▶ _Written request_:
Below are entries. Pull out all lines containing "population".

▶ _Supplied material_:
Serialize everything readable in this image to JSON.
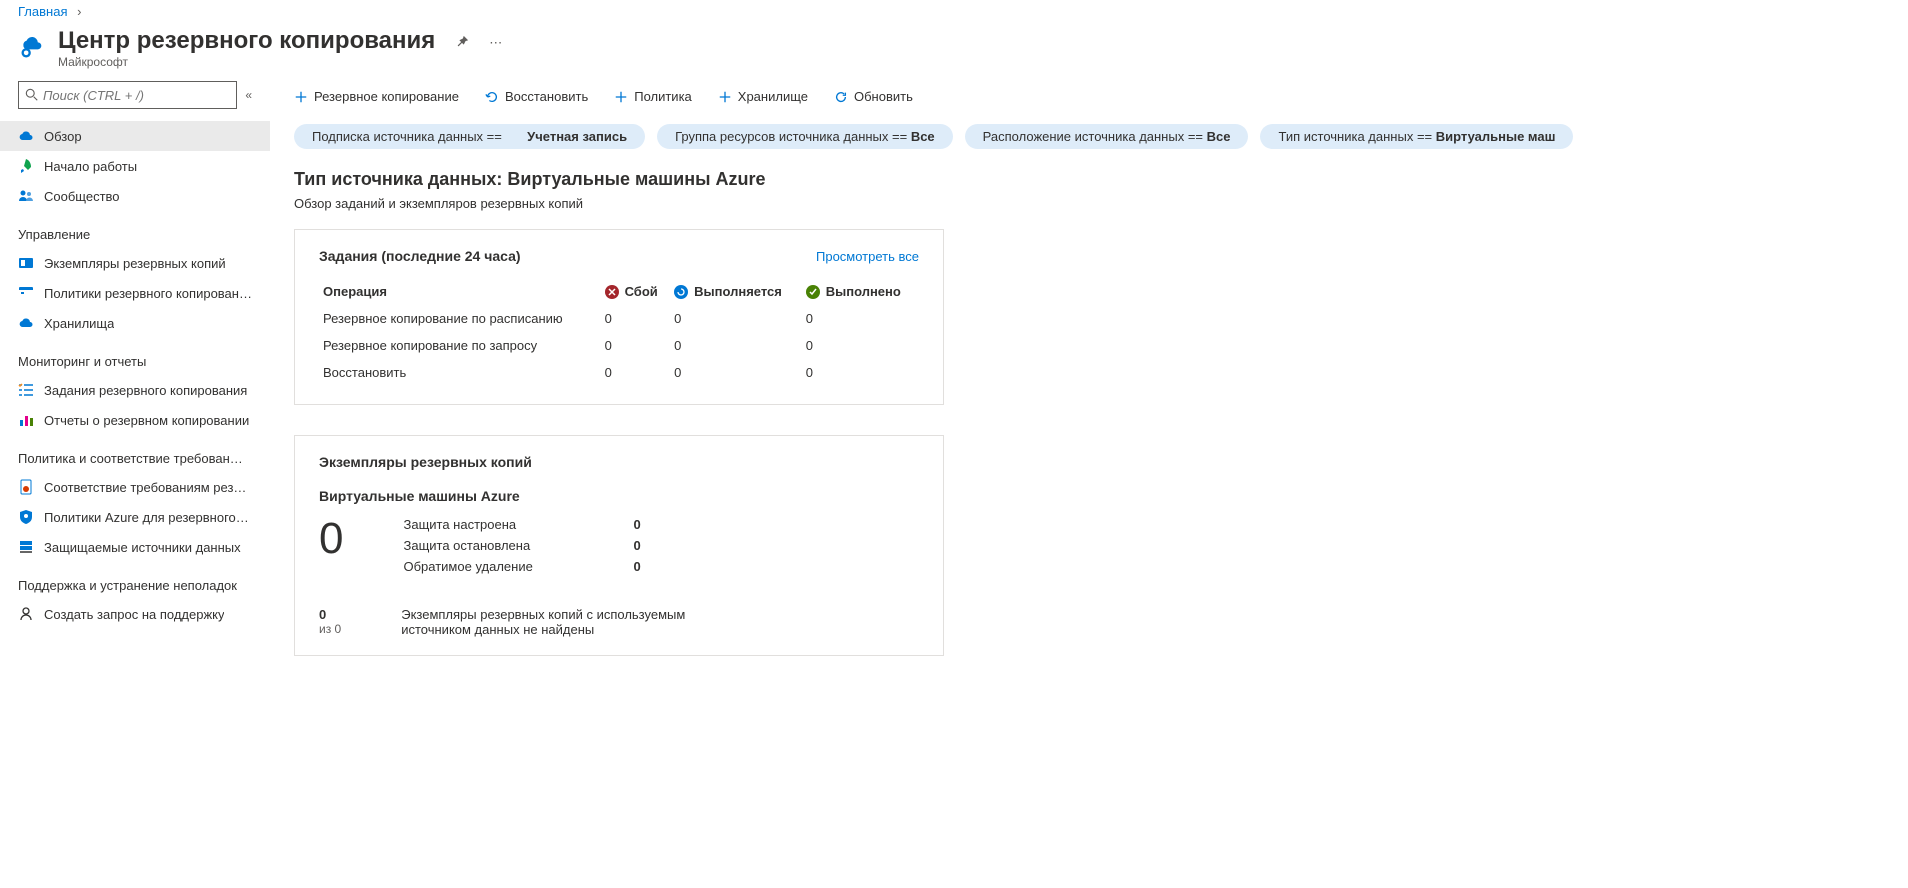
{
  "breadcrumb": {
    "home": "Главная"
  },
  "header": {
    "title": "Центр резервного копирования",
    "subtitle": "Майкрософт"
  },
  "search": {
    "placeholder": "Поиск (CTRL + /)"
  },
  "sidebar": {
    "top_items": [
      {
        "label": "Обзор"
      },
      {
        "label": "Начало работы"
      },
      {
        "label": "Сообщество"
      }
    ],
    "sections": [
      {
        "label": "Управление",
        "items": [
          {
            "label": "Экземпляры резервных копий"
          },
          {
            "label": "Политики резервного копирования"
          },
          {
            "label": "Хранилища"
          }
        ]
      },
      {
        "label": "Мониторинг и отчеты",
        "items": [
          {
            "label": "Задания резервного копирования"
          },
          {
            "label": "Отчеты о резервном копировании"
          }
        ]
      },
      {
        "label": "Политика и соответствие требован…",
        "items": [
          {
            "label": "Соответствие требованиям резер…"
          },
          {
            "label": "Политики Azure для резервного к…"
          },
          {
            "label": "Защищаемые источники данных"
          }
        ]
      },
      {
        "label": "Поддержка и устранение неполадок",
        "items": [
          {
            "label": "Создать запрос на поддержку"
          }
        ]
      }
    ]
  },
  "toolbar": {
    "backup": "Резервное копирование",
    "restore": "Восстановить",
    "policy": "Политика",
    "vault": "Хранилище",
    "refresh": "Обновить"
  },
  "filters": [
    {
      "prefix": "Подписка источника данных == ",
      "value": "Учетная запись"
    },
    {
      "prefix": "Группа ресурсов источника данных == ",
      "value": "Все"
    },
    {
      "prefix": "Расположение источника данных == ",
      "value": "Все"
    },
    {
      "prefix": "Тип источника данных == ",
      "value": "Виртуальные маш"
    }
  ],
  "main": {
    "title": "Тип источника данных: Виртуальные машины Azure",
    "subtitle": "Обзор заданий и экземпляров резервных копий"
  },
  "jobs_card": {
    "title": "Задания (последние 24 часа)",
    "view_all": "Просмотреть все",
    "col_op": "Операция",
    "col_fail": "Сбой",
    "col_prog": "Выполняется",
    "col_ok": "Выполнено",
    "rows": [
      {
        "op": "Резервное копирование по расписанию",
        "fail": "0",
        "prog": "0",
        "ok": "0"
      },
      {
        "op": "Резервное копирование по запросу",
        "fail": "0",
        "prog": "0",
        "ok": "0"
      },
      {
        "op": "Восстановить",
        "fail": "0",
        "prog": "0",
        "ok": "0"
      }
    ]
  },
  "instances_card": {
    "title": "Экземпляры резервных копий",
    "subtitle": "Виртуальные машины Azure",
    "big_number": "0",
    "kv": [
      {
        "k": "Защита настроена",
        "v": "0"
      },
      {
        "k": "Защита остановлена",
        "v": "0"
      },
      {
        "k": "Обратимое удаление",
        "v": "0"
      }
    ],
    "bottom_num": "0",
    "bottom_of": "из 0",
    "bottom_msg": "Экземпляры резервных копий с используемым источником данных не найдены"
  }
}
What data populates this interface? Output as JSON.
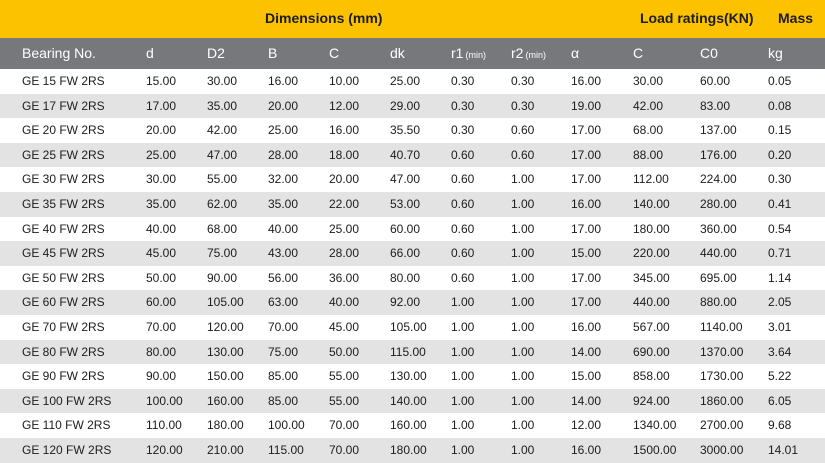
{
  "title_bar": {
    "dimensions": "Dimensions (mm)",
    "load_ratings": "Load ratings(KN)",
    "mass": "Mass"
  },
  "columns": [
    {
      "label": "Bearing No.",
      "sub": ""
    },
    {
      "label": "d",
      "sub": ""
    },
    {
      "label": "D2",
      "sub": ""
    },
    {
      "label": "B",
      "sub": ""
    },
    {
      "label": "C",
      "sub": ""
    },
    {
      "label": "dk",
      "sub": ""
    },
    {
      "label": "r1",
      "sub": "(min)"
    },
    {
      "label": "r2",
      "sub": "(min)"
    },
    {
      "label": "α",
      "sub": ""
    },
    {
      "label": "C",
      "sub": ""
    },
    {
      "label": "C0",
      "sub": ""
    },
    {
      "label": "kg",
      "sub": ""
    }
  ],
  "rows": [
    [
      "GE 15 FW 2RS",
      "15.00",
      "30.00",
      "16.00",
      "10.00",
      "25.00",
      "0.30",
      "0.30",
      "16.00",
      "30.00",
      "60.00",
      "0.05"
    ],
    [
      "GE 17 FW 2RS",
      "17.00",
      "35.00",
      "20.00",
      "12.00",
      "29.00",
      "0.30",
      "0.30",
      "19.00",
      "42.00",
      "83.00",
      "0.08"
    ],
    [
      "GE 20 FW 2RS",
      "20.00",
      "42.00",
      "25.00",
      "16.00",
      "35.50",
      "0.30",
      "0.60",
      "17.00",
      "68.00",
      "137.00",
      "0.15"
    ],
    [
      "GE 25 FW 2RS",
      "25.00",
      "47.00",
      "28.00",
      "18.00",
      "40.70",
      "0.60",
      "0.60",
      "17.00",
      "88.00",
      "176.00",
      "0.20"
    ],
    [
      "GE 30 FW 2RS",
      "30.00",
      "55.00",
      "32.00",
      "20.00",
      "47.00",
      "0.60",
      "1.00",
      "17.00",
      "112.00",
      "224.00",
      "0.30"
    ],
    [
      "GE 35 FW 2RS",
      "35.00",
      "62.00",
      "35.00",
      "22.00",
      "53.00",
      "0.60",
      "1.00",
      "16.00",
      "140.00",
      "280.00",
      "0.41"
    ],
    [
      "GE 40 FW 2RS",
      "40.00",
      "68.00",
      "40.00",
      "25.00",
      "60.00",
      "0.60",
      "1.00",
      "17.00",
      "180.00",
      "360.00",
      "0.54"
    ],
    [
      "GE 45 FW 2RS",
      "45.00",
      "75.00",
      "43.00",
      "28.00",
      "66.00",
      "0.60",
      "1.00",
      "15.00",
      "220.00",
      "440.00",
      "0.71"
    ],
    [
      "GE 50 FW 2RS",
      "50.00",
      "90.00",
      "56.00",
      "36.00",
      "80.00",
      "0.60",
      "1.00",
      "17.00",
      "345.00",
      "695.00",
      "1.14"
    ],
    [
      "GE 60 FW 2RS",
      "60.00",
      "105.00",
      "63.00",
      "40.00",
      "92.00",
      "1.00",
      "1.00",
      "17.00",
      "440.00",
      "880.00",
      "2.05"
    ],
    [
      "GE 70 FW 2RS",
      "70.00",
      "120.00",
      "70.00",
      "45.00",
      "105.00",
      "1.00",
      "1.00",
      "16.00",
      "567.00",
      "1140.00",
      "3.01"
    ],
    [
      "GE 80 FW 2RS",
      "80.00",
      "130.00",
      "75.00",
      "50.00",
      "115.00",
      "1.00",
      "1.00",
      "14.00",
      "690.00",
      "1370.00",
      "3.64"
    ],
    [
      "GE 90 FW 2RS",
      "90.00",
      "150.00",
      "85.00",
      "55.00",
      "130.00",
      "1.00",
      "1.00",
      "15.00",
      "858.00",
      "1730.00",
      "5.22"
    ],
    [
      "GE 100 FW 2RS",
      "100.00",
      "160.00",
      "85.00",
      "55.00",
      "140.00",
      "1.00",
      "1.00",
      "14.00",
      "924.00",
      "1860.00",
      "6.05"
    ],
    [
      "GE 110 FW 2RS",
      "110.00",
      "180.00",
      "100.00",
      "70.00",
      "160.00",
      "1.00",
      "1.00",
      "12.00",
      "1340.00",
      "2700.00",
      "9.68"
    ],
    [
      "GE 120 FW 2RS",
      "120.00",
      "210.00",
      "115.00",
      "70.00",
      "180.00",
      "1.00",
      "1.00",
      "16.00",
      "1500.00",
      "3000.00",
      "14.01"
    ]
  ],
  "colors": {
    "title_bar": "#fcc200",
    "header_bar": "#76787b",
    "alt_row": "#e3e3e4",
    "text": "#1c1c1c"
  }
}
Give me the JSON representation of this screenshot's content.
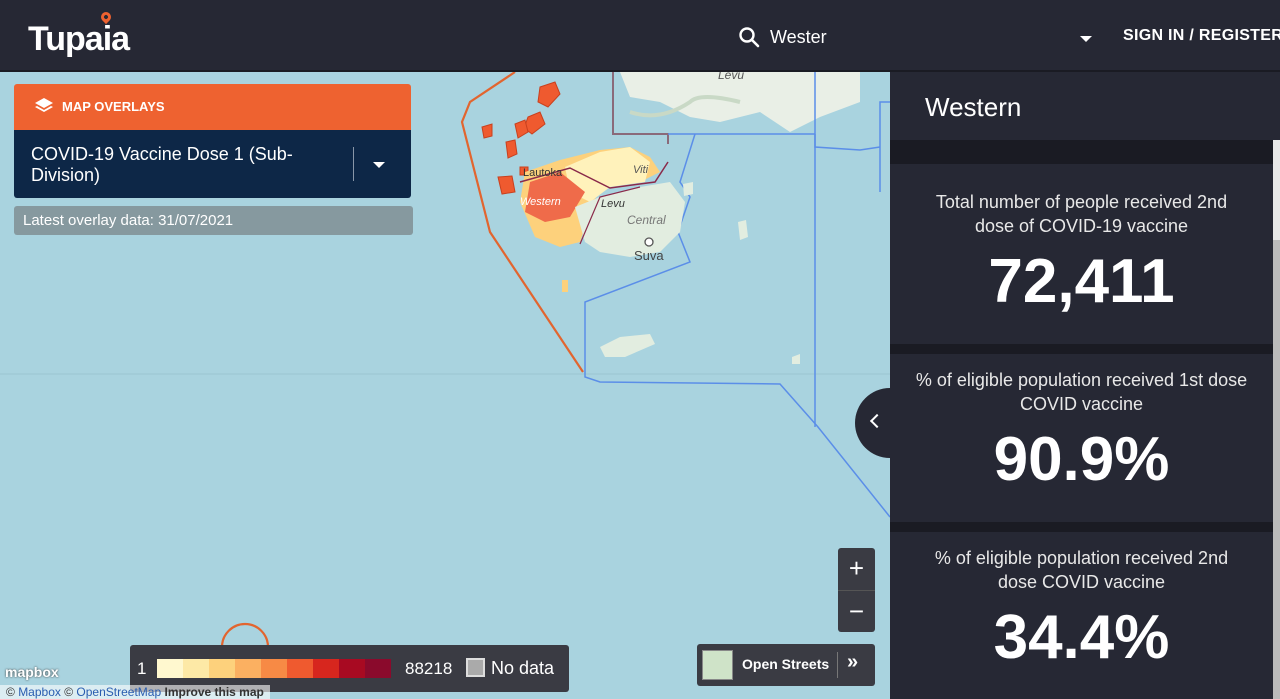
{
  "header": {
    "logo": "Tupaia",
    "search_value": "Wester",
    "signin": "SIGN IN / REGISTER"
  },
  "overlay": {
    "header_label": "MAP OVERLAYS",
    "selected": "COVID-19 Vaccine Dose 1 (Sub-Division)",
    "latest_data": "Latest overlay data: 31/07/2021"
  },
  "map_labels": {
    "levu_north": "Levu",
    "lautoka": "Lautoka",
    "western": "Western",
    "viti": "Viti",
    "levu": "Levu",
    "central": "Central",
    "suva": "Suva"
  },
  "legend": {
    "min": "1",
    "max": "88218",
    "no_data": "No data",
    "colors": [
      "#fff8cf",
      "#fde9a6",
      "#fdd17c",
      "#fbb061",
      "#f78a45",
      "#ef5a2f",
      "#d7261e",
      "#a80a22",
      "#8a0a2c"
    ]
  },
  "controls": {
    "zoom_in": "+",
    "zoom_out": "−",
    "basemap_label": "Open Streets",
    "basemap_next": "»"
  },
  "attribution": {
    "mapbox_logo": "mapbox",
    "mapbox": "Mapbox",
    "copyright": "©",
    "osm": "OpenStreetMap",
    "improve": "Improve this map"
  },
  "sidebar": {
    "title": "Western",
    "cards": [
      {
        "label": "Total number of people received 2nd dose of COVID-19 vaccine",
        "value": "72,411"
      },
      {
        "label": "% of eligible population received 1st dose COVID vaccine",
        "value": "90.9%"
      },
      {
        "label": "% of eligible population received 2nd dose COVID vaccine",
        "value": "34.4%"
      }
    ]
  },
  "colors": {
    "header_bg": "#262834",
    "accent": "#ee6230",
    "overlay_select_bg": "#0d2747",
    "sea": "#a9d3df"
  }
}
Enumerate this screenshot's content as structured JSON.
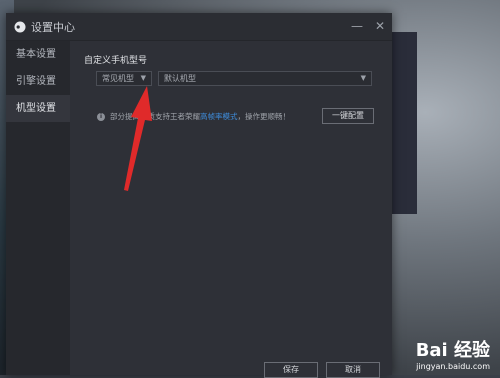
{
  "window": {
    "title": "设置中心",
    "minimize_glyph": "—",
    "close_glyph": "✕"
  },
  "sidebar": {
    "items": [
      {
        "label": "基本设置",
        "active": false
      },
      {
        "label": "引擎设置",
        "active": false
      },
      {
        "label": "机型设置",
        "active": true
      }
    ]
  },
  "main": {
    "section_label": "自定义手机型号",
    "brand_select": {
      "value": "常见机型",
      "icon": "chevron-down-icon"
    },
    "model_select": {
      "value": "默认机型",
      "icon": "chevron-down-icon"
    },
    "info": {
      "icon": "info-icon",
      "text_before": "部分提高画质支持王者荣耀",
      "link": "高帧率模式",
      "text_after": "，操作更顺畅！"
    },
    "one_click_button": "一键配置"
  },
  "footer": {
    "save_label": "保存",
    "cancel_label": "取消"
  },
  "annotation": {
    "arrow_color": "#e02a2a"
  },
  "watermark": {
    "brand": "Bai 经验",
    "url": "jingyan.baidu.com"
  },
  "colors": {
    "accent_link": "#3f8fe0",
    "dialog_bg": "#2e3037",
    "sidebar_bg": "#26282d"
  }
}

▶ _Output_:
        "label": "% of eligible population received 1st dose COVID vaccine",
        "label": "% of eligible population received 2nd dose COVID vaccine",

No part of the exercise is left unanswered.